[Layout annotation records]

• • • • • • •

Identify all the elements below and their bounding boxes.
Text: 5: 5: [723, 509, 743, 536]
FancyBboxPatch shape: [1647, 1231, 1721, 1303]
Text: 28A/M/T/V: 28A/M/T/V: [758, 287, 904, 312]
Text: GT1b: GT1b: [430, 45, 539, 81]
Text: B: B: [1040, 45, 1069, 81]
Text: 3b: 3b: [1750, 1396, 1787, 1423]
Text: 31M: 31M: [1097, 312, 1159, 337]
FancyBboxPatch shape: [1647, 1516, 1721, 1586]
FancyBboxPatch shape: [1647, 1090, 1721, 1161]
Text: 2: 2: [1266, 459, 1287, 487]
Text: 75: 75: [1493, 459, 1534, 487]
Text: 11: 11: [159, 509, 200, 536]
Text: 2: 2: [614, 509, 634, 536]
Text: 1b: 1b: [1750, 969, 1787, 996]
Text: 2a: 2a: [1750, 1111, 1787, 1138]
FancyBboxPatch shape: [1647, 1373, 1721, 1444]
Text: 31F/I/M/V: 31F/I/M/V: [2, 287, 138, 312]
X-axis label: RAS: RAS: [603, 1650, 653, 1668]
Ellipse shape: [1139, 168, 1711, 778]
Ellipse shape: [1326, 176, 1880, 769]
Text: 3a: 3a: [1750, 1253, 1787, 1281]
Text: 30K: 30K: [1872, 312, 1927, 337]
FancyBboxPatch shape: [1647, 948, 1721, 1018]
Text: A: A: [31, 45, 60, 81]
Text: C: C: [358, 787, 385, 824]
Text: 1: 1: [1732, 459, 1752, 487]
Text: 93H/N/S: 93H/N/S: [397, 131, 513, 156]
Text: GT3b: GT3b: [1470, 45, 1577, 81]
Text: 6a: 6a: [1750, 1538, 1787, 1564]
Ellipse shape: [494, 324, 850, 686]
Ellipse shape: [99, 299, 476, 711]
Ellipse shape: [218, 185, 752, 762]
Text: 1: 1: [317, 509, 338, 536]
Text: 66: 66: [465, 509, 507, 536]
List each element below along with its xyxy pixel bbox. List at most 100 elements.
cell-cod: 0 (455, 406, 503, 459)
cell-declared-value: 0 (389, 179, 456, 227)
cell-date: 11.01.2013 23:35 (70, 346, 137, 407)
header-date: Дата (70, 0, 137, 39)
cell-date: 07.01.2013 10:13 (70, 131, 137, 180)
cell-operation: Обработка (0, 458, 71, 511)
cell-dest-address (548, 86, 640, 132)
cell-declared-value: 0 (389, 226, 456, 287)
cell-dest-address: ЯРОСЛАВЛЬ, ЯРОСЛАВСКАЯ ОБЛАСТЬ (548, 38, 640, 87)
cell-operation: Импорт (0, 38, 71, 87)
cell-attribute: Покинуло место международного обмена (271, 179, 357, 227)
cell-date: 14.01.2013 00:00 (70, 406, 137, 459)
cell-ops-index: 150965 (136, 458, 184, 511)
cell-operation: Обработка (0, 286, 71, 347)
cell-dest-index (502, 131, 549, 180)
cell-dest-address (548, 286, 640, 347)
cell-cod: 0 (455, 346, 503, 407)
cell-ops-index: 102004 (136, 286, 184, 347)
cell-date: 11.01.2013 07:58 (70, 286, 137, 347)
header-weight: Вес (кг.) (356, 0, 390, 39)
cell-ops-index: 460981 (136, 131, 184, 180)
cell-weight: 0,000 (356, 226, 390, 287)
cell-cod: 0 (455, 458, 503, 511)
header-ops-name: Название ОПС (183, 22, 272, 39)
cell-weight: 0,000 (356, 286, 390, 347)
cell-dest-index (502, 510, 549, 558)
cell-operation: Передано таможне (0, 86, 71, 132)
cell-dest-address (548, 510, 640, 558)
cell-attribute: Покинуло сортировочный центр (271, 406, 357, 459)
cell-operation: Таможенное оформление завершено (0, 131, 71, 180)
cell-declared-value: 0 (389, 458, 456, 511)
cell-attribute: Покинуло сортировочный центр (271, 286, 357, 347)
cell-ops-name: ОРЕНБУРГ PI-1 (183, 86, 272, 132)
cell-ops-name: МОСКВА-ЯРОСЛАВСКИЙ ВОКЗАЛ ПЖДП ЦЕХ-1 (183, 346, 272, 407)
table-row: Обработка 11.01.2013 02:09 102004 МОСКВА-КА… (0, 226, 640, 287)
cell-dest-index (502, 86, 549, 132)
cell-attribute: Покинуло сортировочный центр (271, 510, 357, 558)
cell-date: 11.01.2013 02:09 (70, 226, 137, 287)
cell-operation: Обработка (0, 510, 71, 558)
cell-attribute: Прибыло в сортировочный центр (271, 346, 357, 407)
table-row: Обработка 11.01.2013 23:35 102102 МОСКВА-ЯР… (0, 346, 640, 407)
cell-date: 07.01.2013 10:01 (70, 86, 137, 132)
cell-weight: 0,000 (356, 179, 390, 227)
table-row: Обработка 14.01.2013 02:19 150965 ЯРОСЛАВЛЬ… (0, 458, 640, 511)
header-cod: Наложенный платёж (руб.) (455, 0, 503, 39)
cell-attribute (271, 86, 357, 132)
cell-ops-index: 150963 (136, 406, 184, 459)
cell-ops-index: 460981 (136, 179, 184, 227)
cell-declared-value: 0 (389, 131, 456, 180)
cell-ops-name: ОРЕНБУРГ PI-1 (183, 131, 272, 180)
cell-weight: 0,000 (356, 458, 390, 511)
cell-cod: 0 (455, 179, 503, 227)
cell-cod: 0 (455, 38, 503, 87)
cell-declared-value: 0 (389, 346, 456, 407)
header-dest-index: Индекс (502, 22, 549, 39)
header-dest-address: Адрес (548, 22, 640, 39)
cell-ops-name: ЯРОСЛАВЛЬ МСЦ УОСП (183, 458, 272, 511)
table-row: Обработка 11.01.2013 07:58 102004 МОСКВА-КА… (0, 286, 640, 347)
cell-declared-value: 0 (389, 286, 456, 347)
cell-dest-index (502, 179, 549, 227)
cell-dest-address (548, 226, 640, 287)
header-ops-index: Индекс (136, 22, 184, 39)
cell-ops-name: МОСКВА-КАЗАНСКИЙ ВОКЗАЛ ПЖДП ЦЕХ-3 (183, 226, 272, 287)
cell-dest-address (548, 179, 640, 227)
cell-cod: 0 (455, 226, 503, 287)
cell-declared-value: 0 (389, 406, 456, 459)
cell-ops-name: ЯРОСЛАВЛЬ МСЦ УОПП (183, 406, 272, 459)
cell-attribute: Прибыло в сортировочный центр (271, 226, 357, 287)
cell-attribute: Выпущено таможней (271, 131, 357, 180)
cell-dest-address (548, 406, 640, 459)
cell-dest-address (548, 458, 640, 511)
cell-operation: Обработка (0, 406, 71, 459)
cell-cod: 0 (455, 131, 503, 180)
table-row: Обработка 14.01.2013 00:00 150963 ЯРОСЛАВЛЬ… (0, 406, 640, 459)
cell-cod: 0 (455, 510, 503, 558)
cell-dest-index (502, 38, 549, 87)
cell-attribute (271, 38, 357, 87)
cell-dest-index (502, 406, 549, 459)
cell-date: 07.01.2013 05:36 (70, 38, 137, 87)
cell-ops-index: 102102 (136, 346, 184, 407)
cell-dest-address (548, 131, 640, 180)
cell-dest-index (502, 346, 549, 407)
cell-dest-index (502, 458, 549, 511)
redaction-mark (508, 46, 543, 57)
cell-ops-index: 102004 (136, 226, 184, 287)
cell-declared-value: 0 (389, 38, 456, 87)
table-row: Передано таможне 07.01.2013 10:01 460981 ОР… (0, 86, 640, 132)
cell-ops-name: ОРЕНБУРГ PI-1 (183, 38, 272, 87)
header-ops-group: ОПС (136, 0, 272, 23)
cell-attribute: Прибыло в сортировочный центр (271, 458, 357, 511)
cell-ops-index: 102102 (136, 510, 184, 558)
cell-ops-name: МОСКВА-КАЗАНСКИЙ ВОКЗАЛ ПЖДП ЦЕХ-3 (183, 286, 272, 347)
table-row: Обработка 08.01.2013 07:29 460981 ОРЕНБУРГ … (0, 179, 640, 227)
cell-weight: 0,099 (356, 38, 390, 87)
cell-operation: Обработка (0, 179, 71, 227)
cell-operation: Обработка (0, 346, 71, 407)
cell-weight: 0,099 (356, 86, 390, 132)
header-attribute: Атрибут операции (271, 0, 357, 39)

• • • • • • •

INSTRUCTIONS TO FOLLOW:
Return the lines of the records from the first one through the line containing "FancyBboxPatch shape: [1647, 1373, 1721, 1444]", both ends included, without changing them.

WRITTEN RESPONSE:
Identify all the elements below and their bounding boxes.
Text: 5: 5: [723, 509, 743, 536]
FancyBboxPatch shape: [1647, 1231, 1721, 1303]
Text: 28A/M/T/V: 28A/M/T/V: [758, 287, 904, 312]
Text: GT1b: GT1b: [430, 45, 539, 81]
Text: B: B: [1040, 45, 1069, 81]
Text: 3b: 3b: [1750, 1396, 1787, 1423]
Text: 31M: 31M: [1097, 312, 1159, 337]
FancyBboxPatch shape: [1647, 1516, 1721, 1586]
FancyBboxPatch shape: [1647, 1090, 1721, 1161]
Text: 2: 2: [1266, 459, 1287, 487]
Text: 75: 75: [1493, 459, 1534, 487]
Text: 11: 11: [159, 509, 200, 536]
Text: 2: 2: [614, 509, 634, 536]
Text: 1b: 1b: [1750, 969, 1787, 996]
Text: 2a: 2a: [1750, 1111, 1787, 1138]
FancyBboxPatch shape: [1647, 1373, 1721, 1444]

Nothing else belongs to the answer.